=== Written request ===
Print the listing as it stands, omitting all images.

=== Material supplied ===
[BEGIN]
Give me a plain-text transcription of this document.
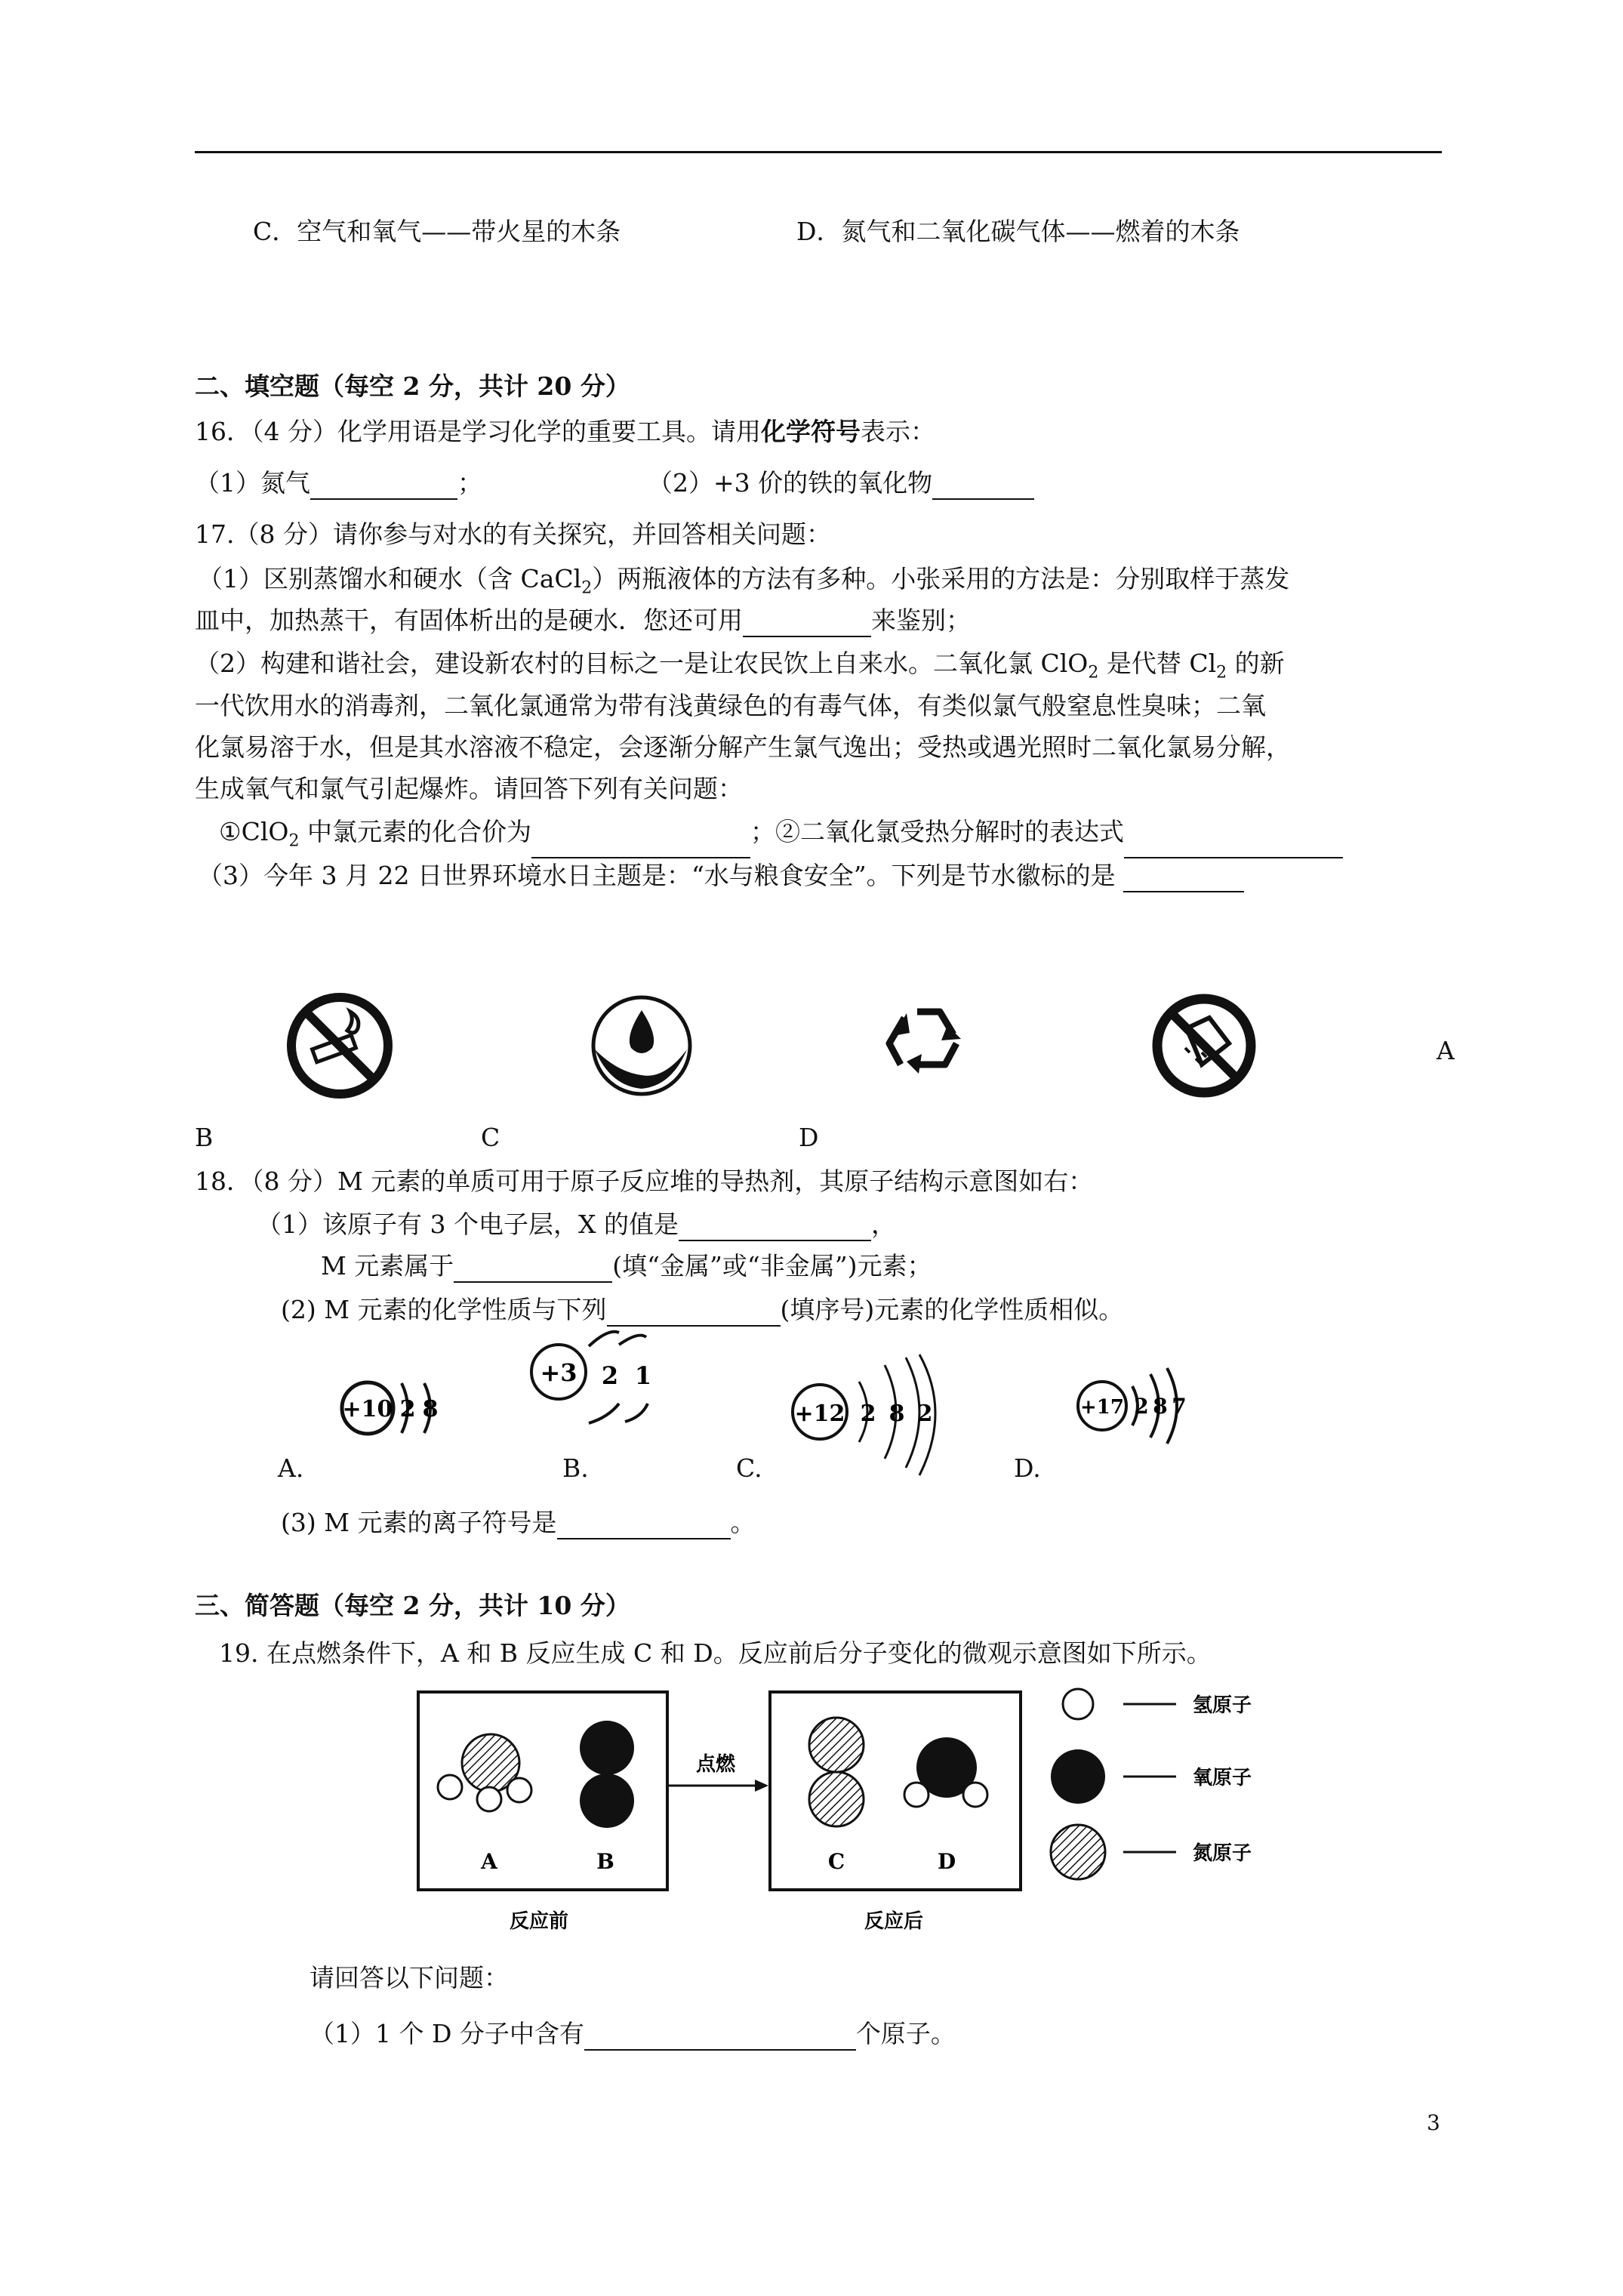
C．空气和氧气——带火星的木条	D．氮气和二氧化碳气体——燃着的木条
二、填空题（每空 2 分，共计 20 分）
16．（4 分）化学用语是学习化学的重要工具。请用化学符号表示：
（1）氮气	；	（2）+3 价的铁的氧化物
17.（8 分）请你参与对水的有关探究，并回答相关问题：
（1）区别蒸馏水和硬水（含 CaCl$_2$）两瓶液体的方法有多种。小张采用的方法是：分别取样于蒸发
皿中，加热蒸干，有固体析出的是硬水．您还可用	来鉴别；
（2）构建和谐社会，建设新农村的目标之一是让农民饮上自来水。二氧化氯 ClO$_2$ 是代替 $Cl_2$ 的新
一代饮用水的消毒剂，二氧化氯通常为带有浅黄绿色的有毒气体，有类似氯气般窒息性臭味；二氧
化氯易溶于水，但是其水溶液不稳定，会逐渐分解产生氯气逸出；受热或遇光照时二氧化氯易分解，
生成氧气和氯气引起爆炸。请回答下列有关问题：
①ClO$_2$ 中氯元素的化合价为	；②二氧化氯受热分解时的表达式
（3）今年 3 月 22 日世界环境水日主题是：“水与粮食安全”。下列是节水徽标的是
A
B	C	D
18．（8 分）M 元素的单质可用于原子反应堆的导热剂，其原子结构示意图如右：
（1）该原子有 3 个电子层，X 的值是	，
M 元素属于	(填“金属”或“非金属”)元素；
(2) M 元素的化学性质与下列	(填序号)元素的化学性质相似。
+10 2 8
+3 2 1
+12 2 8 2	+17 2 8 7
A.	B.	C.	D.
(3) M 元素的离子符号是	。
三、简答题（每空 2 分，共计 10 分）
19. 在点燃条件下，A 和 B 反应生成 C 和 D。反应前后分子变化的微观示意图如下所示。
A	B
点燃
C	D
反应前	反应后
氢原子
氧原子
氮原子
请回答以下问题：
（1）1 个 D 分子中含有	个原子。
3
[END]
=== Answer for this exercise ===
Give me a plain-text transcription of this document.
C．空气和氧气——带火星的木条	D．氮气和二氧化碳气体——燃着的木条
二、填空题（每空 2 分，共计 20 分）
16．（4 分）化学用语是学习化学的重要工具。请用化学符号表示：
（1）氮气	；	（2）+3 价的铁的氧化物
17.（8 分）请你参与对水的有关探究，并回答相关问题：
（1）区别蒸馏水和硬水（含 CaCl$_2$）两瓶液体的方法有多种。小张采用的方法是：分别取样于蒸发
皿中，加热蒸干，有固体析出的是硬水．您还可用	来鉴别；
（2）构建和谐社会，建设新农村的目标之一是让农民饮上自来水。二氧化氯 ClO$_2$ 是代替 $Cl_2$ 的新
一代饮用水的消毒剂，二氧化氯通常为带有浅黄绿色的有毒气体，有类似氯气般窒息性臭味；二氧
化氯易溶于水，但是其水溶液不稳定，会逐渐分解产生氯气逸出；受热或遇光照时二氧化氯易分解，
生成氧气和氯气引起爆炸。请回答下列有关问题：
①ClO$_2$ 中氯元素的化合价为	；②二氧化氯受热分解时的表达式
（3）今年 3 月 22 日世界环境水日主题是：“水与粮食安全”。下列是节水徽标的是
A
B	C	D
18．（8 分）M 元素的单质可用于原子反应堆的导热剂，其原子结构示意图如右：
（1）该原子有 3 个电子层，X 的值是	，
M 元素属于	(填“金属”或“非金属”)元素；
(2) M 元素的化学性质与下列	(填序号)元素的化学性质相似。
+10 2 8
+3 2 1
+12 2 8 2	+17 2 8 7
A.	B.	C.	D.
(3) M 元素的离子符号是	。
三、简答题（每空 2 分，共计 10 分）
19. 在点燃条件下，A 和 B 反应生成 C 和 D。反应前后分子变化的微观示意图如下所示。
A	B
点燃
C	D
反应前	反应后
氢原子
氧原子
氮原子
请回答以下问题：
（1）1 个 D 分子中含有	个原子。
3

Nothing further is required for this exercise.